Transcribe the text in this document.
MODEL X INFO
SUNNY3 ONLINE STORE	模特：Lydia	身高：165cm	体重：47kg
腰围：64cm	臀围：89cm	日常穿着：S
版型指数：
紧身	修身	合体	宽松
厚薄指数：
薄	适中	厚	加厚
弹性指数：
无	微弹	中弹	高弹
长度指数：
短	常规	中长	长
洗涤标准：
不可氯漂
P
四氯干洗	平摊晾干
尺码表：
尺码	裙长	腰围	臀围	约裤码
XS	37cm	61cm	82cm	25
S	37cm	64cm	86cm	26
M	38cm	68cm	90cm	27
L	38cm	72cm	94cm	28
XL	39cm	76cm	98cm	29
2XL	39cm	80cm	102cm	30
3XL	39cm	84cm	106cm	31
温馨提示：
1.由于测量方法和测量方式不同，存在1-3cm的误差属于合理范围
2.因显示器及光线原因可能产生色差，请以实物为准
----
## GOAL
Extract each entry in full, exactly as given.

## OUTPUT
Transcribe the text in this document.
MODEL X INFO
SUNNY3 ONLINE STORE	模特：Lydia	身高：165cm	体重：47kg
腰围：64cm	臀围：89cm	日常穿着：S
版型指数：
紧身	修身	合体	宽松
厚薄指数：
薄	适中	厚	加厚
弹性指数：
无	微弹	中弹	高弹
长度指数：
短	常规	中长	长
洗涤标准：
不可氯漂
P
四氯干洗	平摊晾干
尺码表：
尺码	裙长	腰围	臀围	约裤码
XS	37cm	61cm	82cm	25
S	37cm	64cm	86cm	26
M	38cm	68cm	90cm	27
L	38cm	72cm	94cm	28
XL	39cm	76cm	98cm	29
2XL	39cm	80cm	102cm	30
3XL	39cm	84cm	106cm	31
温馨提示：
1.由于测量方法和测量方式不同，存在1-3cm的误差属于合理范围
2.因显示器及光线原因可能产生色差，请以实物为准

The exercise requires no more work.